— THE PROBLEM —
Reproduce the items verbatim, starting with the line that contains "section-pill-component-en: Component [101, 448, 165, 463]" and going on through the line that contains "allocation-bar-2022 [164, 1853, 203, 1865]", both ends included.

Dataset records
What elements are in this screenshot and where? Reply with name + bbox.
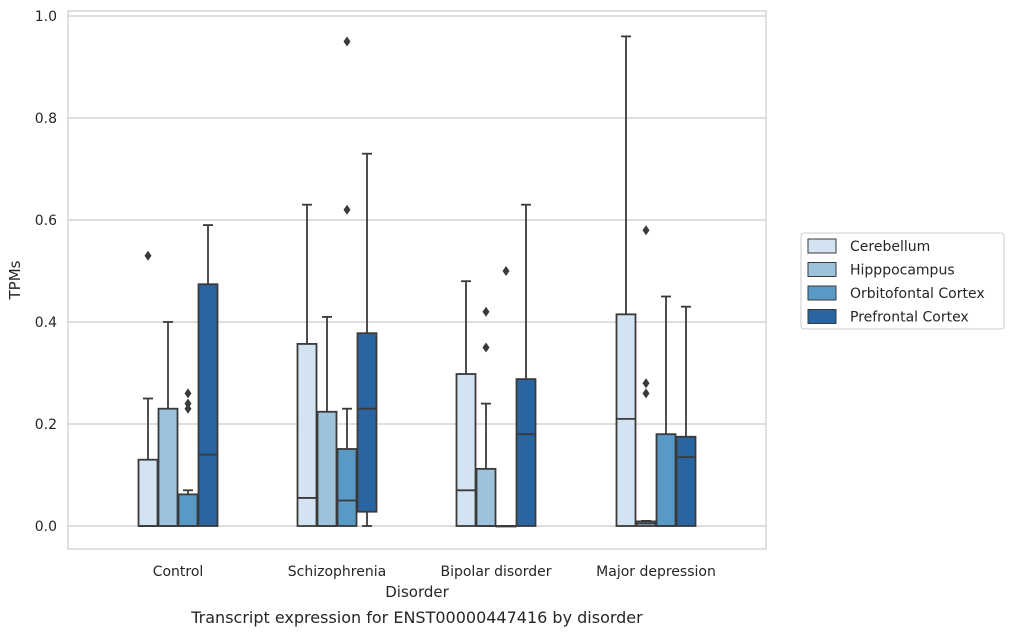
legend-label: Orbitofontal Cortex (850, 286, 985, 302)
x-tick-label: Control (153, 564, 204, 580)
outlier-marker (482, 306, 490, 317)
x-axis-label: Disorder (385, 583, 449, 601)
box-rect (157, 407, 179, 527)
box-rect (296, 343, 318, 527)
box-3-3 (675, 305, 697, 527)
box-2-3 (655, 295, 677, 527)
y-tick-label: 0.2 (35, 417, 57, 433)
x-tick-label: Bipolar disorder (440, 564, 551, 580)
y-tick-label: 0.4 (35, 315, 57, 331)
legend-frame (800, 232, 1005, 330)
legend-label: Cerebellum (850, 239, 930, 255)
outlier-marker (184, 388, 192, 399)
box-3-0 (197, 224, 219, 527)
box-rect (316, 410, 338, 527)
box-rect (655, 433, 677, 527)
outlier-marker (343, 204, 351, 215)
box-2-0 (177, 388, 199, 527)
boxes-group (137, 35, 697, 528)
legend-label: Prefrontal Cortex (850, 310, 969, 326)
box-rect (515, 378, 537, 527)
box-rect (137, 458, 159, 527)
box-rect (615, 313, 637, 527)
box-rect (197, 283, 219, 527)
legend-swatch (807, 309, 837, 324)
y-tick-label: 0.6 (35, 213, 57, 229)
box-1-0 (157, 321, 179, 527)
box-rect (177, 493, 199, 527)
box-1-1 (316, 315, 338, 527)
outlier-marker (642, 225, 650, 236)
box-2-1 (336, 36, 358, 527)
outlier-marker (642, 378, 650, 389)
outlier-marker (642, 388, 650, 399)
box-0-0 (137, 250, 159, 527)
y-tick-label: 1.0 (35, 9, 57, 25)
box-0-3 (615, 35, 637, 527)
legend-label: Hipppocampus (850, 263, 955, 279)
outlier-marker (184, 403, 192, 414)
y-tick-labels: 0.0 0.2 0.4 0.6 0.8 1.0 (35, 9, 57, 535)
x-tick-labels: Control Schizophrenia Bipolar disorder Majo… (153, 564, 716, 580)
outlier-marker (184, 398, 192, 409)
box-rect (475, 467, 497, 527)
legend-swatch (807, 262, 837, 277)
outlier-marker (502, 266, 510, 276)
chart-caption: Transcript expression for ENST0000044741… (190, 608, 643, 627)
box-3-1 (356, 152, 378, 527)
x-tick-label: Major depression (596, 564, 716, 580)
box-3-2 (515, 203, 537, 527)
box-0-1 (296, 203, 318, 527)
legend-swatch (807, 238, 837, 254)
box-rect (675, 435, 697, 527)
y-tick-label: 0.0 (35, 519, 57, 535)
legend-swatch (807, 285, 837, 301)
box-2-2 (495, 266, 517, 528)
outlier-marker (482, 342, 490, 353)
box-rect (356, 332, 378, 513)
plot-area-frame (67, 10, 767, 550)
box-0-2 (455, 280, 477, 527)
x-tick-label: Schizophrenia (288, 564, 386, 580)
box-rect (455, 373, 477, 527)
outlier-marker (343, 36, 351, 47)
box-1-3 (635, 225, 657, 527)
y-tick-label: 0.8 (35, 111, 57, 127)
box-rect (336, 448, 358, 527)
box-1-2 (475, 306, 497, 527)
y-axis-label: TPMs (6, 260, 24, 300)
legend: Cerebellum Hipppocampus Orbitofontal Corte… (800, 232, 1005, 330)
outlier-marker (144, 250, 152, 261)
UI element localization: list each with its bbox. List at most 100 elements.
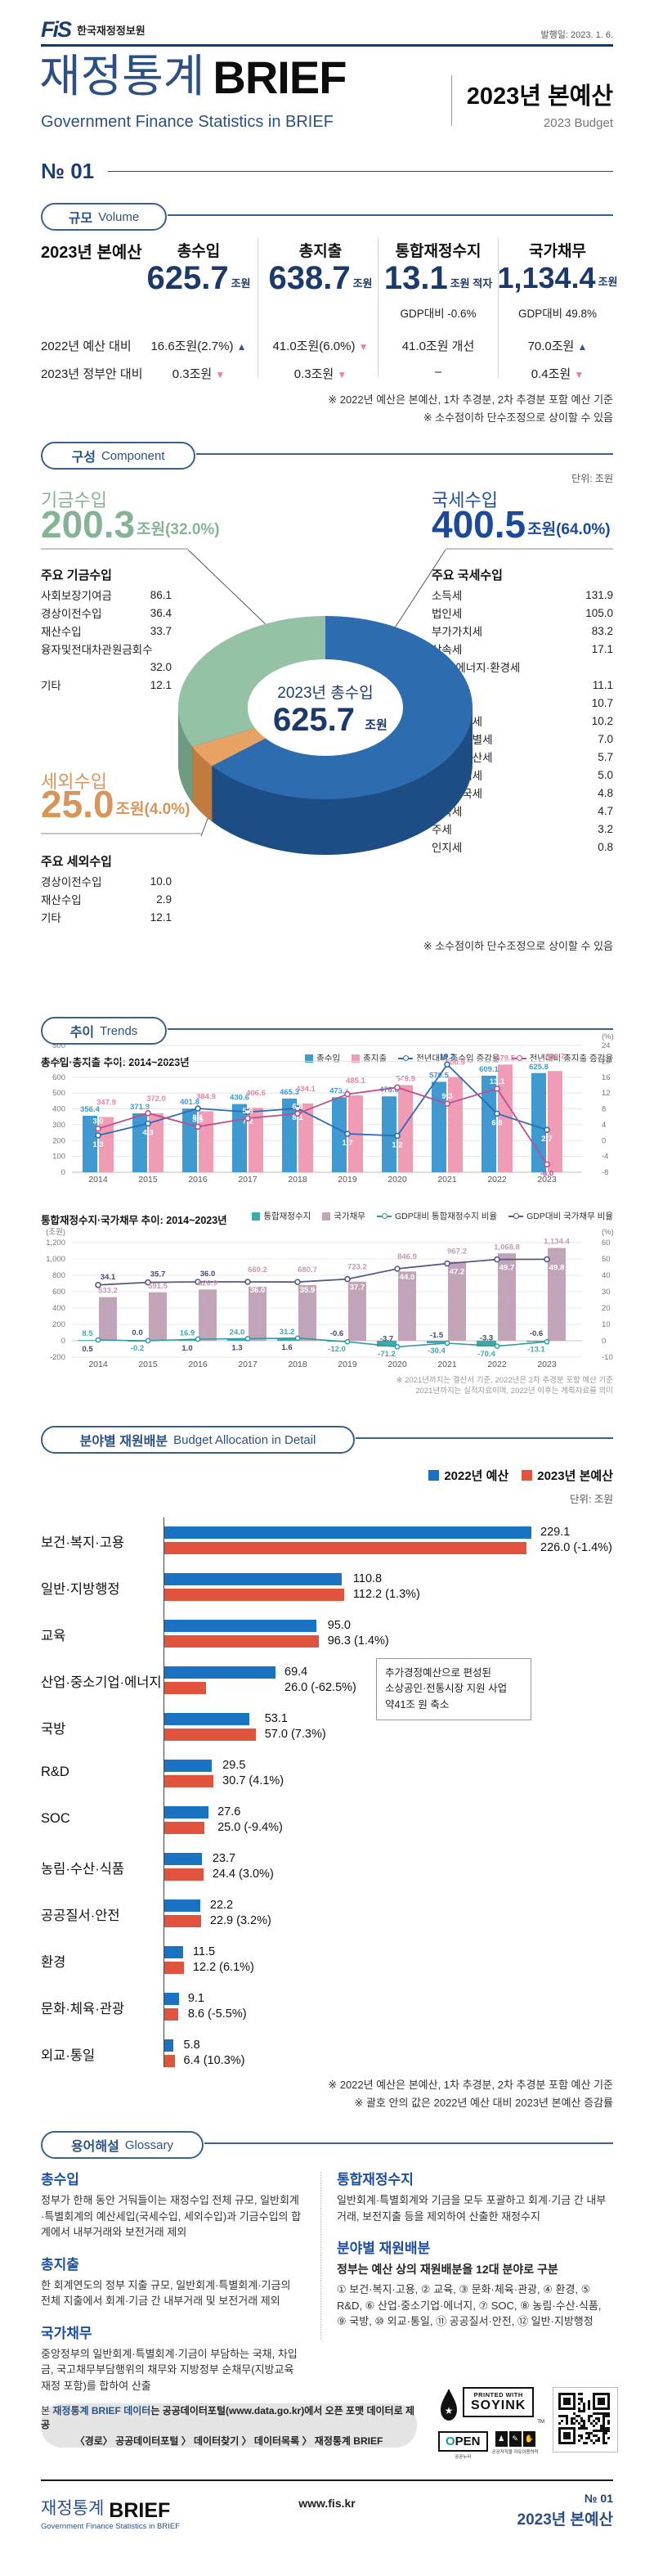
section-pill-component-en: Component [101, 448, 165, 463]
svg-text:44.0: 44.0 [400, 1273, 415, 1282]
svg-text:(%): (%) [602, 1032, 614, 1041]
allocation-value-2022: 9.1 [187, 1992, 204, 2005]
allocation-bar-2022 [164, 1853, 203, 1865]
tax-revenue-label: 국세수입 [432, 490, 498, 510]
volume-col-title-revenue: 총수입 [177, 243, 221, 260]
section-pill-glossary: 용어해설 Glossary [41, 2131, 204, 2159]
svg-text:485.1: 485.1 [346, 1077, 365, 1086]
allocation-category-label: 산업·중소기업·에너지 [41, 1675, 162, 1690]
fund-revenue-num: 200.3 [41, 503, 136, 546]
svg-text:300: 300 [52, 1121, 65, 1130]
svg-text:31.2: 31.2 [280, 1328, 295, 1337]
volume-value-expenditure-unit: 조원 [352, 277, 373, 290]
chart2-legend: 통합재정수지 국가채무 GDP대비 통합재정수지 비율 GDP대비 국가채무 비율 [252, 1210, 613, 1222]
license-icons: ♟ ✎ ✋ [495, 2431, 535, 2447]
allocation-unit-label: 단위: 조원 [570, 1494, 613, 1505]
svg-text:-13.1: -13.1 [527, 1345, 545, 1354]
volume-value-balance: 13.1 조원 적자 [381, 262, 495, 294]
svg-text:16.9: 16.9 [180, 1328, 195, 1337]
svg-text:1.0: 1.0 [181, 1344, 192, 1353]
nontax-revenue-value: 25.0 조원(4.0%) [41, 785, 190, 823]
svg-text:20: 20 [602, 1057, 611, 1066]
list-item: 경상이전수입 10.0 [41, 874, 172, 889]
allocation-bar-2023 [164, 1962, 184, 1974]
header-divider [41, 44, 613, 47]
svg-text:1.2: 1.2 [392, 1140, 402, 1149]
section-pill-glossary-ko: 용어해설 [70, 2140, 119, 2154]
section-pill-trends-en: Trends [100, 1023, 138, 1038]
svg-text:2014: 2014 [88, 1175, 108, 1185]
svg-text:638.7: 638.7 [545, 1052, 565, 1061]
svg-text:-4: -4 [602, 1153, 608, 1162]
svg-text:34.1: 34.1 [101, 1273, 116, 1282]
volume-row1-debt: 70.0조원 ▲ [527, 339, 588, 353]
svg-text:400: 400 [52, 1304, 65, 1313]
footer-brand-ko: 재정통계 [41, 2499, 105, 2518]
legend-item: GDP대비 국가채무 비율 [508, 1210, 613, 1222]
open-caption-2: 공공저작물 자유이용허락 [491, 2450, 539, 2455]
svg-text:37.7: 37.7 [350, 1284, 365, 1292]
issue-date: 발행일: 2023. 1. 6. [540, 30, 613, 40]
svg-text:12: 12 [602, 1089, 611, 1098]
budget-allocation-chart: 추가경정예산으로 편성된 소상공인·전통시장 지원 사업 약41조 원 축소 ※… [0, 1513, 654, 2111]
list-item: 주세 3.2 [432, 822, 613, 837]
allocation-value-2023: 22.9 (3.2%) [209, 1914, 271, 1927]
allocation-bar-2023 [164, 1822, 204, 1834]
allocation-value-2023: 6.4 (10.3%) [183, 2054, 245, 2067]
svg-text:1,200: 1,200 [46, 1239, 65, 1248]
svg-text:-8: -8 [602, 1168, 608, 1177]
svg-text:549.9: 549.9 [396, 1074, 415, 1083]
section-pill-glossary-en: Glossary [124, 2138, 174, 2152]
soyink-top-text: PRINTED WITH [473, 2391, 523, 2398]
svg-text:200: 200 [52, 1136, 65, 1145]
svg-text:20: 20 [602, 1304, 611, 1313]
allocation-category-label: 일반·지방행정 [41, 1582, 120, 1597]
open-license-badge: OOPENPEN 공공누리 ♟ ✎ ✋ 공공저작물 자유이용허락 [438, 2431, 539, 2460]
glossary-term-total-revenue: 총수입 정부가 한해 동안 거둬들이는 재정수입 전체 규모, 일반회계·특별회계… [41, 2172, 302, 2238]
allocation-note-2: ※ 괄호 안의 값은 2022년 예산 대비 2023년 본예산 증감률 [354, 2097, 613, 2109]
volume-row1-revenue: 16.6조원(2.7%) ▲ [150, 339, 247, 353]
svg-text:24.0: 24.0 [230, 1328, 245, 1337]
allocation-value-2023: 226.0 (-1.4%) [540, 1541, 612, 1554]
svg-text:50: 50 [602, 1255, 611, 1264]
legend-item: GDP대비 통합재정수지 비율 [376, 1210, 497, 1222]
allocation-value-2023: 25.0 (-9.4%) [217, 1821, 283, 1834]
svg-text:8.1: 8.1 [292, 1113, 303, 1122]
svg-text:-70.4: -70.4 [477, 1350, 495, 1359]
list-item-value: 11.1 [592, 678, 613, 691]
svg-text:372.0: 372.0 [146, 1095, 166, 1104]
svg-text:465.3: 465.3 [280, 1088, 299, 1097]
list-item: 융자및전대차관원금회수 [41, 644, 153, 656]
svg-text:4: 4 [602, 1121, 606, 1130]
volume-gdp-debt: GDP대비 49.8% [517, 308, 598, 320]
svg-text:679.5: 679.5 [495, 1054, 515, 1063]
svg-text:8.1: 8.1 [192, 1113, 204, 1122]
volume-col-title-balance: 통합재정수지 [395, 243, 482, 260]
chart1-title: 총수입·총지출 추이: 2014~2023년 [41, 1057, 190, 1068]
svg-text:10: 10 [602, 1320, 611, 1329]
svg-text:1.3: 1.3 [231, 1343, 242, 1352]
svg-text:846.9: 846.9 [397, 1252, 417, 1261]
tax-list-title: 주요 국세수입 [432, 569, 503, 582]
glossary-term-fiscal-balance: 통합재정수지 일반회계·특별회계와 기금을 모두 포괄하고 회계·기금 간 내부거… [337, 2172, 607, 2223]
section-rule-glossary [204, 2142, 613, 2144]
section-rule-allocation [356, 1437, 613, 1439]
allocation-value-2023: 57.0 (7.3%) [264, 1728, 326, 1741]
svg-text:-3.7: -3.7 [380, 1334, 393, 1343]
soyink-drop-icon: ★ [441, 2389, 457, 2421]
svg-text:1,000: 1,000 [46, 1255, 65, 1264]
soyink-tm: TM [537, 2420, 545, 2425]
volume-col-title-debt: 국가채무 [529, 243, 586, 260]
allocation-category-label: 공공질서·안전 [41, 1908, 120, 1923]
footer-edition: 2023년 본예산 [517, 2511, 613, 2529]
allocation-category-label: 국방 [41, 1722, 66, 1737]
svg-text:4.3: 4.3 [142, 1128, 153, 1137]
list-item: 부가가치세 83.2 [432, 624, 613, 639]
list-item: 기타 12.1 [41, 910, 172, 925]
section-pill-volume-ko: 규모 [68, 212, 93, 226]
allocation-value-2023: 112.2 (1.3%) [352, 1588, 420, 1601]
footer-brand-sub: Government Finance Statistics in BRIEF [41, 2522, 181, 2531]
svg-text:680.7: 680.7 [298, 1266, 317, 1275]
footer-brand: 재정통계 BRIEF Government Finance Statistics… [41, 2495, 180, 2531]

— EXERCISE OUTPUT —
section-pill-component-en: Component [101, 448, 165, 463]
svg-text:44.0: 44.0 [400, 1273, 415, 1282]
svg-text:(%): (%) [602, 1032, 614, 1041]
allocation-value-2022: 9.1 [187, 1992, 204, 2005]
allocation-bar-2022 [164, 1853, 203, 1865]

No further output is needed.